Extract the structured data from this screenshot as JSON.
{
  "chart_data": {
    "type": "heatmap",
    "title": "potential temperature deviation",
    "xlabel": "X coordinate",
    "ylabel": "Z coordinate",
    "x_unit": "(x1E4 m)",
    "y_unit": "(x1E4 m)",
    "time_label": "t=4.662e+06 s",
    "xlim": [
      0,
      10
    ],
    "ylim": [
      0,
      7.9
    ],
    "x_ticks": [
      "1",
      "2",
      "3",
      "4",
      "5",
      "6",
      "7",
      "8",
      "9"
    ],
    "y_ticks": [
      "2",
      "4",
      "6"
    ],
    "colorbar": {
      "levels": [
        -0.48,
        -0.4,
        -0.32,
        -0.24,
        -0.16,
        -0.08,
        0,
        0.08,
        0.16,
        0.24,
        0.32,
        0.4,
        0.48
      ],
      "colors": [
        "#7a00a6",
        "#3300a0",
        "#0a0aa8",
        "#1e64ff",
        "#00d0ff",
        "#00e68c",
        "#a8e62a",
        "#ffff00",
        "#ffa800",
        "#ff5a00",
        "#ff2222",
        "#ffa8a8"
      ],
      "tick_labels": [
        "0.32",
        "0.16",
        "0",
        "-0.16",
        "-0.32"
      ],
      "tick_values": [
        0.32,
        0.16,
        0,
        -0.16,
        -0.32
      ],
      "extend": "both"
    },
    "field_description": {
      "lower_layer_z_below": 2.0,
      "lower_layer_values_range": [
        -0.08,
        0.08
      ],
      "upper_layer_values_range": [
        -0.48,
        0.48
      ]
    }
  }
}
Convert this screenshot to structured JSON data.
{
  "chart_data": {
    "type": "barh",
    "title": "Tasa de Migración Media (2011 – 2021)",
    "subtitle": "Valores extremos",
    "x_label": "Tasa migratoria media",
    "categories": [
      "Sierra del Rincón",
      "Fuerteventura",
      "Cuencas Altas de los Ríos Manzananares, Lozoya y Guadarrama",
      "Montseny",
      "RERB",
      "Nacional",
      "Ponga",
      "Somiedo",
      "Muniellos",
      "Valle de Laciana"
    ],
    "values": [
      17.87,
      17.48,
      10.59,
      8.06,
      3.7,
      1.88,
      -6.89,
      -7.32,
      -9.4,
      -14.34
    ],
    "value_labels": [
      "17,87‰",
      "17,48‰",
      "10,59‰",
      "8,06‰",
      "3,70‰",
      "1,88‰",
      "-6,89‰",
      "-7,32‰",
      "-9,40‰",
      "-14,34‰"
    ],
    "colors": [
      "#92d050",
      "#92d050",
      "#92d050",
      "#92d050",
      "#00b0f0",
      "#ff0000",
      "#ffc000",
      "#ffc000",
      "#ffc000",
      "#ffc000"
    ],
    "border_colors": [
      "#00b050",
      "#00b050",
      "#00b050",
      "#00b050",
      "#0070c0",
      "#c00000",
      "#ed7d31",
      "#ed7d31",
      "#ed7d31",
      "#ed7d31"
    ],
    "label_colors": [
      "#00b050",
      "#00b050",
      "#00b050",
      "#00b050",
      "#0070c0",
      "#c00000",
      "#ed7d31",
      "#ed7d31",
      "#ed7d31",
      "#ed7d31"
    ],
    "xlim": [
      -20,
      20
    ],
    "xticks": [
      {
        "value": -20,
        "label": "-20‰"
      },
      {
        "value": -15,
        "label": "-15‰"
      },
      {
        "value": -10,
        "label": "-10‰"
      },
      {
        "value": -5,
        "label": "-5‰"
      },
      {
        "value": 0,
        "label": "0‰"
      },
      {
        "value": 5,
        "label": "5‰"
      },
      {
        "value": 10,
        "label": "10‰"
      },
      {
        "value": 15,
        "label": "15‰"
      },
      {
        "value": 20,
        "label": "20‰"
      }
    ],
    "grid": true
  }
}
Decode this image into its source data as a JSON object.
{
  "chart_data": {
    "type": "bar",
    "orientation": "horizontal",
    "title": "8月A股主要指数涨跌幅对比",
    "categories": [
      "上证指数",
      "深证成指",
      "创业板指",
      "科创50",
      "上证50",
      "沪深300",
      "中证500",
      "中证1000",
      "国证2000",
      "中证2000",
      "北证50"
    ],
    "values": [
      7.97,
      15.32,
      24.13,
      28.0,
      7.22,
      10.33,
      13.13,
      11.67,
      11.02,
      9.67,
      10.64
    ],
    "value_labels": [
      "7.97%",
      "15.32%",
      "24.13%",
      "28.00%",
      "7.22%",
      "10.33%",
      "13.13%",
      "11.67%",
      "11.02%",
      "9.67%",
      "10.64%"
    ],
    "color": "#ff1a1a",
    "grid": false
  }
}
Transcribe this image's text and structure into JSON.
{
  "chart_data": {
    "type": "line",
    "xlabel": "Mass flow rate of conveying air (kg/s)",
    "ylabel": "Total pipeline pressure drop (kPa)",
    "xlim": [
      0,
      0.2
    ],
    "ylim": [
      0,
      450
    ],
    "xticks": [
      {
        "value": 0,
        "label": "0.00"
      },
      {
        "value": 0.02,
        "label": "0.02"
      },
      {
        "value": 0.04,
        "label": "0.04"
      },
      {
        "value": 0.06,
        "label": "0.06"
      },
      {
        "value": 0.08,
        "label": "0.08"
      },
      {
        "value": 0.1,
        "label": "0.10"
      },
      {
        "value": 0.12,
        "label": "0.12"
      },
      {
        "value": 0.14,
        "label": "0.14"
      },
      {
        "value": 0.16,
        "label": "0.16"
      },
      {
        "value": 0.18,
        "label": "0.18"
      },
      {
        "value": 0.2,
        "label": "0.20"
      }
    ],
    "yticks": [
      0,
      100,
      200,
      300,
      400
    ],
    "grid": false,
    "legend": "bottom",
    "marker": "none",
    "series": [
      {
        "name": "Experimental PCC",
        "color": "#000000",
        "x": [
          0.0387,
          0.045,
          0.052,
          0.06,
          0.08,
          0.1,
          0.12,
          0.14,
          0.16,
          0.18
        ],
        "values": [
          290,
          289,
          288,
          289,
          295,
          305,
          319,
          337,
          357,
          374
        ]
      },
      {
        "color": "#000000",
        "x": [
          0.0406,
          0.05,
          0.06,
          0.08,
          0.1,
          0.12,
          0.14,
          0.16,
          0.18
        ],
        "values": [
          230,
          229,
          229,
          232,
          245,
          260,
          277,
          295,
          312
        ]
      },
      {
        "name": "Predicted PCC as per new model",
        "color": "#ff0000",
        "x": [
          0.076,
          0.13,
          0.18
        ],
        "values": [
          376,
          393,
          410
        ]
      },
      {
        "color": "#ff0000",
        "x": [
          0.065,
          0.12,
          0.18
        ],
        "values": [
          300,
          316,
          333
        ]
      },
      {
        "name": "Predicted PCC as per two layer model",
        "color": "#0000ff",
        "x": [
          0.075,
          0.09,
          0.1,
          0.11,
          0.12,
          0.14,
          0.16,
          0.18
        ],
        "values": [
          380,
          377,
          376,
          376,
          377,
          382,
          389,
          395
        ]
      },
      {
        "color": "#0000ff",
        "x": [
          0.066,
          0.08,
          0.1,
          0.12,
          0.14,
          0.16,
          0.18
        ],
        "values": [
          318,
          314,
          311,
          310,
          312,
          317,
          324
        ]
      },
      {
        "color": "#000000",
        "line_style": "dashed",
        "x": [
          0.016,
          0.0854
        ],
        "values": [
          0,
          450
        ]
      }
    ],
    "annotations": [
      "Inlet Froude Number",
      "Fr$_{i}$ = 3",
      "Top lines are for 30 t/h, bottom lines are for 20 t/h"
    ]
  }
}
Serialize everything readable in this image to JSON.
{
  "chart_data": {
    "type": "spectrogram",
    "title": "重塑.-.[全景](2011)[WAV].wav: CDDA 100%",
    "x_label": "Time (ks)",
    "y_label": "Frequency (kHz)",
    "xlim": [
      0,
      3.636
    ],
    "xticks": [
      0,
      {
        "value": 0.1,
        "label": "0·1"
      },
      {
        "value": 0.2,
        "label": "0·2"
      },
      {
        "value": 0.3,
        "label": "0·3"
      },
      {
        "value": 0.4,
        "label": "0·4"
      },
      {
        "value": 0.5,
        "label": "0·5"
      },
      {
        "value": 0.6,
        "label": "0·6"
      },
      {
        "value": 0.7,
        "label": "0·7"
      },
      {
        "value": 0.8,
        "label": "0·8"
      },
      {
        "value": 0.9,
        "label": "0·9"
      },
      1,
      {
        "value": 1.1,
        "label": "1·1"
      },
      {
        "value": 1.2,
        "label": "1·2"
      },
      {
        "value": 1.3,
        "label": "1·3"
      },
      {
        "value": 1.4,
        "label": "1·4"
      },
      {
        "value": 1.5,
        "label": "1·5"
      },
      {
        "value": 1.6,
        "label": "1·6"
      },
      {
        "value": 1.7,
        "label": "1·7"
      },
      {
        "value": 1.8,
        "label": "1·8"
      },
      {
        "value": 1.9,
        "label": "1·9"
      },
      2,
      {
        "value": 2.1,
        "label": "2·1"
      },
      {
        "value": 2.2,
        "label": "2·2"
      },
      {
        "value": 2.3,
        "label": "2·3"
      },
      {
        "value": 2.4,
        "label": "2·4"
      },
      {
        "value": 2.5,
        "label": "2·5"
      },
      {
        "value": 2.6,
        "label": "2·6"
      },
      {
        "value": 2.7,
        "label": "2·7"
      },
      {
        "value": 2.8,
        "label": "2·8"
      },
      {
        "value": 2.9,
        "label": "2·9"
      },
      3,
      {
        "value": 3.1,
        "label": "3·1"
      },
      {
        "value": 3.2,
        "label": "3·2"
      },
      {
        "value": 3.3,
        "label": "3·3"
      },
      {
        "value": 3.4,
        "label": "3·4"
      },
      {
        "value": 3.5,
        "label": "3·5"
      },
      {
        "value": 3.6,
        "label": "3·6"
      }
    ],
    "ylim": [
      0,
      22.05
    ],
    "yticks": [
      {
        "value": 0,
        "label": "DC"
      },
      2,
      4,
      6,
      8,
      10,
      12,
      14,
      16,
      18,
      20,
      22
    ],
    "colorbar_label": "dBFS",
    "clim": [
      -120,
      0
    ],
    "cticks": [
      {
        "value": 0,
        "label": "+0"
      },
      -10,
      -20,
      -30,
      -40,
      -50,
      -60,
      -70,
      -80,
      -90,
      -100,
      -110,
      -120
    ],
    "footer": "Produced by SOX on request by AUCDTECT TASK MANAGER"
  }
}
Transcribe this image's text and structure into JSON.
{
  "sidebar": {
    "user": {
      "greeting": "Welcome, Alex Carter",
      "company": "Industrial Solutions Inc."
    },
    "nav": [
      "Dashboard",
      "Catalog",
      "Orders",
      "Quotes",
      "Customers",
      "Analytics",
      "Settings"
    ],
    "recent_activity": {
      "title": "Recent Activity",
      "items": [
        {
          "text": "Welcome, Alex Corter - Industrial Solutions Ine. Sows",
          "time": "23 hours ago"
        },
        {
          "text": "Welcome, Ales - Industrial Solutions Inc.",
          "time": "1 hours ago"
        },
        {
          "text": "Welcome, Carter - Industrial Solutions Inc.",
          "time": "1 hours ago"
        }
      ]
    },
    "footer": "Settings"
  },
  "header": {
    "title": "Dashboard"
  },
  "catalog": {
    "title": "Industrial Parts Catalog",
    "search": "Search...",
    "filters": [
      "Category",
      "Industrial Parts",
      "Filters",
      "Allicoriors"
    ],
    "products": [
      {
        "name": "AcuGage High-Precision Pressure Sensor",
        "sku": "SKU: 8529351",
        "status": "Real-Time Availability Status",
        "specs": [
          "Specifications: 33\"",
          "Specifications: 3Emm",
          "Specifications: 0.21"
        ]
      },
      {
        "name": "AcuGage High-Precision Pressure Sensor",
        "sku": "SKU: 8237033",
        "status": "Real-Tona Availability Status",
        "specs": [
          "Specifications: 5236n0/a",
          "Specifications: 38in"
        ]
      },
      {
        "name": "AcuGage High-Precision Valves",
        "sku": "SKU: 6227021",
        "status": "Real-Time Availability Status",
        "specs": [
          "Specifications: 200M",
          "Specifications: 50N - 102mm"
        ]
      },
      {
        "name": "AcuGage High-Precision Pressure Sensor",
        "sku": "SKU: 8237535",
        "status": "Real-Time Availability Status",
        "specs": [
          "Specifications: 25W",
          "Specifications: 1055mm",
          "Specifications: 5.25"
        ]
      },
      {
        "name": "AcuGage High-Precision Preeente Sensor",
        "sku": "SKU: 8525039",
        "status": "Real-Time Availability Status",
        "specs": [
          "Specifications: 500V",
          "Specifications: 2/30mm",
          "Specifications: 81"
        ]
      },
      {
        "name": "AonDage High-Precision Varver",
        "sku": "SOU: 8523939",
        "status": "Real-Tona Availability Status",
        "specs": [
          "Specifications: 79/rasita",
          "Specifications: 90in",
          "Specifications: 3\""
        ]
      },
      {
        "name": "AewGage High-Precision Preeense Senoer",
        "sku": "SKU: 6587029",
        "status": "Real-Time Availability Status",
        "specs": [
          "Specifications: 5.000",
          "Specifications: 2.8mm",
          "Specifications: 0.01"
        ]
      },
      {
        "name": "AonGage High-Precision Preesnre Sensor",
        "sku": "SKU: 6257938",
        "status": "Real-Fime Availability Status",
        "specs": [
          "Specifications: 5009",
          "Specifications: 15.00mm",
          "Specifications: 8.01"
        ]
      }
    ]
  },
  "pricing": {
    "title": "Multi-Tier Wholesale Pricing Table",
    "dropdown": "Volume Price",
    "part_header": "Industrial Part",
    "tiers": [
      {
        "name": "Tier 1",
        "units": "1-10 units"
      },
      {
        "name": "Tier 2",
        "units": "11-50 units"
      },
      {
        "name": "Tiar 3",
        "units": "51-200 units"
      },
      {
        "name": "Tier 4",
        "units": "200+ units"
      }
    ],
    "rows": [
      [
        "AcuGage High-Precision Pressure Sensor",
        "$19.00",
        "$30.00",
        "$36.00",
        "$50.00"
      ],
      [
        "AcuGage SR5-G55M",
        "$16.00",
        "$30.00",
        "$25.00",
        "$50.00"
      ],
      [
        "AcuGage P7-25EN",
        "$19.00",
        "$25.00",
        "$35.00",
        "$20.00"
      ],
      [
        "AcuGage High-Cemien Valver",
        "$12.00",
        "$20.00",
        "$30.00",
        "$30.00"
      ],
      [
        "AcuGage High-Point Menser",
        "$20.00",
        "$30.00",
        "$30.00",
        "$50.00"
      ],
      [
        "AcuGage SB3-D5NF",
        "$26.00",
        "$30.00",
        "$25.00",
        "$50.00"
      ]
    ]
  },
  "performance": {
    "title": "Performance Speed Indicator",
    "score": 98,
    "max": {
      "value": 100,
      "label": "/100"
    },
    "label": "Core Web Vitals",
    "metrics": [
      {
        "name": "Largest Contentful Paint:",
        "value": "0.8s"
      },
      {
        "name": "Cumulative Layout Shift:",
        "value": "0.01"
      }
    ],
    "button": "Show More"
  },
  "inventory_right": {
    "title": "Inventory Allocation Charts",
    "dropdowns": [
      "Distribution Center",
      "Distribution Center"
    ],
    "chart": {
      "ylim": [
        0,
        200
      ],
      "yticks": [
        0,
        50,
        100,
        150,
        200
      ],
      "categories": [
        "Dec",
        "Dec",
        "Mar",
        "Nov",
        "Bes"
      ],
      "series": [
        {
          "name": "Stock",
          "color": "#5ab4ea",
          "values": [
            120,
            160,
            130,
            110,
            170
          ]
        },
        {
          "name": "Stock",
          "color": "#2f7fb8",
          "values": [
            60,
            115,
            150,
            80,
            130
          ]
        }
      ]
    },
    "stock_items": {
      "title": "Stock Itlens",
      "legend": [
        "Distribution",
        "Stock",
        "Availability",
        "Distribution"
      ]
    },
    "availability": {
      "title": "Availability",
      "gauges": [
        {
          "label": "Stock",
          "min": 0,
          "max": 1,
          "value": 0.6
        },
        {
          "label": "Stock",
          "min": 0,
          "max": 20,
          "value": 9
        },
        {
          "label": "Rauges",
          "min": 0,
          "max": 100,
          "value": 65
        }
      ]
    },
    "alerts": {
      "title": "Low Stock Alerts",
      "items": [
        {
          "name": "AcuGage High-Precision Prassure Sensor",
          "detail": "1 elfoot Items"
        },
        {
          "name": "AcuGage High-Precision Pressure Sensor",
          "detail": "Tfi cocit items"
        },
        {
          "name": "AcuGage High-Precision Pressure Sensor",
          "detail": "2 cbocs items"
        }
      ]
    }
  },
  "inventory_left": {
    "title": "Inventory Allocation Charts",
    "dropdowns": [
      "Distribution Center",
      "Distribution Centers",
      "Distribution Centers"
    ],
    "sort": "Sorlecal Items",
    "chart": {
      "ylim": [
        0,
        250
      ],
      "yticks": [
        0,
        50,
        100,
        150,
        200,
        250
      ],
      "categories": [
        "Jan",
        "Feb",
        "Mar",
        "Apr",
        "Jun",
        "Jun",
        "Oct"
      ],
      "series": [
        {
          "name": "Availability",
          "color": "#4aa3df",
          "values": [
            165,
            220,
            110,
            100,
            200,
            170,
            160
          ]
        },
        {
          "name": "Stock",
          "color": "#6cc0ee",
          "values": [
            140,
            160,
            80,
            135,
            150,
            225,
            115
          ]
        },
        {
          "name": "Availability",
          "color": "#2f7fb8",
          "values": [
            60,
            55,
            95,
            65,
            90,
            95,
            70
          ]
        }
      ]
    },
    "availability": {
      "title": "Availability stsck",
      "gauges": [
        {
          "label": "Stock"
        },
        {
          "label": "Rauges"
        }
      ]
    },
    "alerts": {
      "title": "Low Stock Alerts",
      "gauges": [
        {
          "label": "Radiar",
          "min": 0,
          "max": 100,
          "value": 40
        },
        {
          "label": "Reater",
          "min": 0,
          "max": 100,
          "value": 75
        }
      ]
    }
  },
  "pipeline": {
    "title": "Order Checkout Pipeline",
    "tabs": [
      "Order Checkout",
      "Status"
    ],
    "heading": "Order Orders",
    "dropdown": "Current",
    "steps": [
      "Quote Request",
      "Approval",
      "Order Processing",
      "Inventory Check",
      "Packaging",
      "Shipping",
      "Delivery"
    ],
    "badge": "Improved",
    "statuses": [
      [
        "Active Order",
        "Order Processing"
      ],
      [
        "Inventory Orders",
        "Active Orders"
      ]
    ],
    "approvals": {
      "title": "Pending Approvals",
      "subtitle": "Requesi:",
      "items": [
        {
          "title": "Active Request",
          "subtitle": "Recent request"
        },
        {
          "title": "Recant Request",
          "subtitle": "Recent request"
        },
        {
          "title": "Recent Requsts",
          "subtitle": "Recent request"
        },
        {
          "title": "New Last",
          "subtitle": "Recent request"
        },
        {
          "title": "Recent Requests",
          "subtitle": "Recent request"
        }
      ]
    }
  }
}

————

> WHAT TO PRODUCE: Gather and copy every line of the data in which the string "type" is found.

> TASK RESULT:
    "type": "heatmap",
    "type": "barh",
    "type": "bar",
    "type": "line",
    "type": "spectrogram",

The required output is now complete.